### GOAL OF THE EXERCISE:
In the stomach ulcer text, what other name do doctors use for indigestion?
--- EXCERPT Enclosed Below ---
Symptoms such as pain and indigestion, felt where food sits in the stomach, might lead to worries about an ulcer.
What is a stomach ulcer?
When a small area of the surface on the inside of the stomach is damaged in a certain way, this is a stomach ulcer.
Ulcers can happen just past the stomach, too – slightly lower down the gut, in the first few centimeters of the small intestine.
The cause of stomach ulcer is damage from the acid contents of the stomach. The stomach is where food first sits after passing down from the mouth.
Stomach acid and churning help with digesting food. The acid also helps protect against harm from microbes. The stomach protects itself from the acid it secretes. If this surface protection is harmed, the acid can cause damage. This damage is what results in an ulcer.
Mouth ulcers and stomach ulcers are both shallow holes in the surface of the moist tissue in these areas.
Stomach ulcer symptoms
The classic symptom of a stomach ulcer is indigestion. Doctors also call this symptom dyspepsia. Indigestion causes pain or discomfort in the stomach area. Not all stomach ulcers show this symptom.
This main symptom may feel like it is just below the chest and can be mistaken for another problem in the gut known as heartburn. Heartburn is more of a burning sensation and can occur at the same time as ulcer pain.
Heartburn can be caused by acid reflux . It occurs slightly higher up from the stomach and is felt in the lower part of the chest. In some cases, heartburn can be felt even higher.
--- End of Enclosed EXCERPT ---
--- DATA SUPPLIED Enclosed Below ---
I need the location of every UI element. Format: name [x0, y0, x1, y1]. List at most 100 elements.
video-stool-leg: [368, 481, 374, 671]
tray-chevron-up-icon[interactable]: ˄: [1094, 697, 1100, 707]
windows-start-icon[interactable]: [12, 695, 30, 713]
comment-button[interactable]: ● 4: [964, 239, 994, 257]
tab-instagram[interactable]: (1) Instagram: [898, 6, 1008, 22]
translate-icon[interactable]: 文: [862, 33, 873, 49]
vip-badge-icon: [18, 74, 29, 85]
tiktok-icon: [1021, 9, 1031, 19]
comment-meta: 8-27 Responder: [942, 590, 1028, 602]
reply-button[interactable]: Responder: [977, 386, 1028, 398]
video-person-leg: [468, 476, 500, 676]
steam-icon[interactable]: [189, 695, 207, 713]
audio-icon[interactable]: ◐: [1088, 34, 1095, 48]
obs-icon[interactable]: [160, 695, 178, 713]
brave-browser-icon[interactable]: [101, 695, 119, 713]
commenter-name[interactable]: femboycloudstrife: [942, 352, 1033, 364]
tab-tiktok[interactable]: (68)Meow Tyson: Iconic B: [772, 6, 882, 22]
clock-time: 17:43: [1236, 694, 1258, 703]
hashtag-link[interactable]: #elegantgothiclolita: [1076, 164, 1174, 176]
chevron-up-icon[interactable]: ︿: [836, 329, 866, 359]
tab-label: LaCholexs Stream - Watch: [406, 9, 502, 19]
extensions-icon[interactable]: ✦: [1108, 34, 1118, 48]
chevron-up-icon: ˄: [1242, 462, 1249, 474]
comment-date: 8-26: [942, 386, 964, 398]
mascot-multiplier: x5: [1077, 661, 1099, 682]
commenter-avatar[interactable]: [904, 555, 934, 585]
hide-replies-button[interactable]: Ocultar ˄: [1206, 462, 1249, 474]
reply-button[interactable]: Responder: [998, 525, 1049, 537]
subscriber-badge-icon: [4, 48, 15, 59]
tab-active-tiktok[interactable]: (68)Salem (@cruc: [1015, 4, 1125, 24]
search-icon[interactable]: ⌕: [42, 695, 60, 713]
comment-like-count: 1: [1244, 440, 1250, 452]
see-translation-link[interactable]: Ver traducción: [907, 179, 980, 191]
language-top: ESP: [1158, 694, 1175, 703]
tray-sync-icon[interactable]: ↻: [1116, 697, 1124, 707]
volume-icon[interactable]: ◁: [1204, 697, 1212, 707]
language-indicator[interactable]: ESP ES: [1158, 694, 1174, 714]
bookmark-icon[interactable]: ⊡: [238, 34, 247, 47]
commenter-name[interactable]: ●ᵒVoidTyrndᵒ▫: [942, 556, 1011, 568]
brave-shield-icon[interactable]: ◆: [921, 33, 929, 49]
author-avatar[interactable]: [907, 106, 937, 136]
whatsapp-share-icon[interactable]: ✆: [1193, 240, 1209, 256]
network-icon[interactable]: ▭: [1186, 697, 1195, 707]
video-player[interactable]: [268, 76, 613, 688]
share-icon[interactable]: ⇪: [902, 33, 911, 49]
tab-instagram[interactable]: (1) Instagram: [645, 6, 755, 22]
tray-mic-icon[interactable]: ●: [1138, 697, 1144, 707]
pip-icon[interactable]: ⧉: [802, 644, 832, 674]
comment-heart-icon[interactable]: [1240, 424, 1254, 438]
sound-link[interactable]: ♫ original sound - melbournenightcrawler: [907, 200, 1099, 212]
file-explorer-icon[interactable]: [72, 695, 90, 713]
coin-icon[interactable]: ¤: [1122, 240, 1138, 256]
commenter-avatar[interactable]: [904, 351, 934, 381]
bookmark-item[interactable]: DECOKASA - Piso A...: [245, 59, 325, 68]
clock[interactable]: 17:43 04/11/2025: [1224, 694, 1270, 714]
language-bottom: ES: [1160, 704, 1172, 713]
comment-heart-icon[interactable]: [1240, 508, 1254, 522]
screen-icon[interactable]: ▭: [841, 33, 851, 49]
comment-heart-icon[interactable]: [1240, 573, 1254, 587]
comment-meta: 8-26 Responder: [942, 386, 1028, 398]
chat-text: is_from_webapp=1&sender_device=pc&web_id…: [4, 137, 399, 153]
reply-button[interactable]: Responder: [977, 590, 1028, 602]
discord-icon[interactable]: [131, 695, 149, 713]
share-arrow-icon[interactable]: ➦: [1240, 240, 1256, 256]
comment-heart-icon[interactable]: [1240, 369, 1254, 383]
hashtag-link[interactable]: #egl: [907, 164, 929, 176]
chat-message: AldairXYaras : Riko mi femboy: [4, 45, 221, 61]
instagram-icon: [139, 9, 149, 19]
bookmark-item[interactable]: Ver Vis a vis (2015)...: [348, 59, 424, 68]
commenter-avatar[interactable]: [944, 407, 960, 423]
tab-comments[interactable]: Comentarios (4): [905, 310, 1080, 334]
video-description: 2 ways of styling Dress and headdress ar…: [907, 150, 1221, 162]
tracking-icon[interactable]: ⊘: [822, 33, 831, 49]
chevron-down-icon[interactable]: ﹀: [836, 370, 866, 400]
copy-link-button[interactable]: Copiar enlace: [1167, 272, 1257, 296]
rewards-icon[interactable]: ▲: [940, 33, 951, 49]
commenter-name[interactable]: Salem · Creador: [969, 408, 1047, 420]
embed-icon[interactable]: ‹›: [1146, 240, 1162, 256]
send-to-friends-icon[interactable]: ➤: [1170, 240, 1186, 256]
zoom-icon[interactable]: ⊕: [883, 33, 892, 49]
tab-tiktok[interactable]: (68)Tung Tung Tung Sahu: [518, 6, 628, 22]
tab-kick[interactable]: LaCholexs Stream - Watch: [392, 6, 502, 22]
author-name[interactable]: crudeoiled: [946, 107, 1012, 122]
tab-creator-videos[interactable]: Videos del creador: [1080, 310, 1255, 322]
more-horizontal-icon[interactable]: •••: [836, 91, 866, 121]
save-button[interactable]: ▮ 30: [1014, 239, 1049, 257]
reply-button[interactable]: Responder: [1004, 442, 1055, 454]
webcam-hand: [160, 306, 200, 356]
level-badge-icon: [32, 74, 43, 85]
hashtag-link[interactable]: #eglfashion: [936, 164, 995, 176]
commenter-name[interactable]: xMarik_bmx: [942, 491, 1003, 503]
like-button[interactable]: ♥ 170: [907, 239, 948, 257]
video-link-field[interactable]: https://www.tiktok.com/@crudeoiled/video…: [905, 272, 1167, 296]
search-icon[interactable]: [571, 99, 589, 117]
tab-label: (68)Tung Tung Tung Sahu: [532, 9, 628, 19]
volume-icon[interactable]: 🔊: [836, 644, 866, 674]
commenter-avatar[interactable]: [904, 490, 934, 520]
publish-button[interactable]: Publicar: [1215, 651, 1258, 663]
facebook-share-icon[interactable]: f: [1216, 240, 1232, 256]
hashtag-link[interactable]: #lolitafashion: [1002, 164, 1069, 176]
--- End of Enclosed DATA SUPPLIED ---
### ANSWER SECTION:
Dyspepsia.